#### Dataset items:
....
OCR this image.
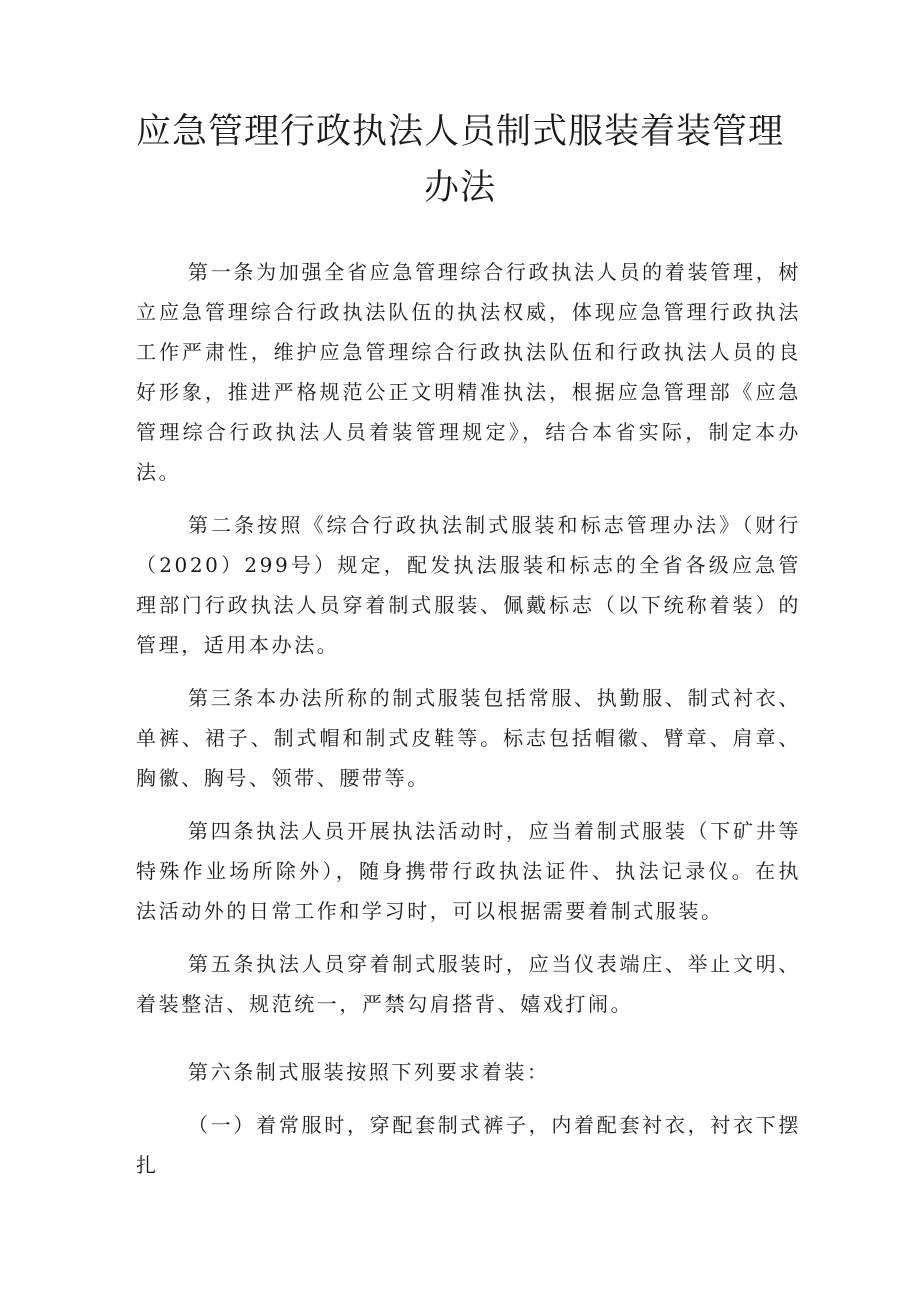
应急管理行政执法人员制式服装着装管理办法

第一条为加强全省应急管理综合行政执法人员的着装管理，树立应急管理综合行政执法队伍的执法权威，体现应急管理行政执法工作严肃性，维护应急管理综合行政执法队伍和行政执法人员的良好形象，推进严格规范公正文明精准执法，根据应急管理部《应急管理综合行政执法人员着装管理规定》，结合本省实际，制定本办法。

第二条按照《综合行政执法制式服装和标志管理办法》（财行（2020）299号）规定，配发执法服装和标志的全省各级应急管理部门行政执法人员穿着制式服装、佩戴标志（以下统称着装）的管理，适用本办法。

第三条本办法所称的制式服装包括常服、执勤服、制式衬衣、单裤、裙子、制式帽和制式皮鞋等。标志包括帽徽、臂章、肩章、胸徽、胸号、领带、腰带等。

第四条执法人员开展执法活动时，应当着制式服装（下矿井等特殊作业场所除外），随身携带行政执法证件、执法记录仪。在执法活动外的日常工作和学习时，可以根据需要着制式服装。

第五条执法人员穿着制式服装时，应当仪表端庄、举止文明、着装整洁、规范统一，严禁勾肩搭背、嬉戏打闹。

第六条制式服装按照下列要求着装：

（一）着常服时，穿配套制式裤子，内着配套衬衣，衬衣下摆扎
....
#### EXERCISE DIRECTIONS:
The material above must be printed exactly, with its pictures left out.

#### RESPONSE:
OCR this image.
应急管理行政执法人员制式服装着装管理办法

第一条为加强全省应急管理综合行政执法人员的着装管理，树立应急管理综合行政执法队伍的执法权威，体现应急管理行政执法工作严肃性，维护应急管理综合行政执法队伍和行政执法人员的良好形象，推进严格规范公正文明精准执法，根据应急管理部《应急管理综合行政执法人员着装管理规定》，结合本省实际，制定本办法。

第二条按照《综合行政执法制式服装和标志管理办法》（财行（2020）299号）规定，配发执法服装和标志的全省各级应急管理部门行政执法人员穿着制式服装、佩戴标志（以下统称着装）的管理，适用本办法。

第三条本办法所称的制式服装包括常服、执勤服、制式衬衣、单裤、裙子、制式帽和制式皮鞋等。标志包括帽徽、臂章、肩章、胸徽、胸号、领带、腰带等。

第四条执法人员开展执法活动时，应当着制式服装（下矿井等特殊作业场所除外），随身携带行政执法证件、执法记录仪。在执法活动外的日常工作和学习时，可以根据需要着制式服装。

第五条执法人员穿着制式服装时，应当仪表端庄、举止文明、着装整洁、规范统一，严禁勾肩搭背、嬉戏打闹。

第六条制式服装按照下列要求着装：

（一）着常服时，穿配套制式裤子，内着配套衬衣，衬衣下摆扎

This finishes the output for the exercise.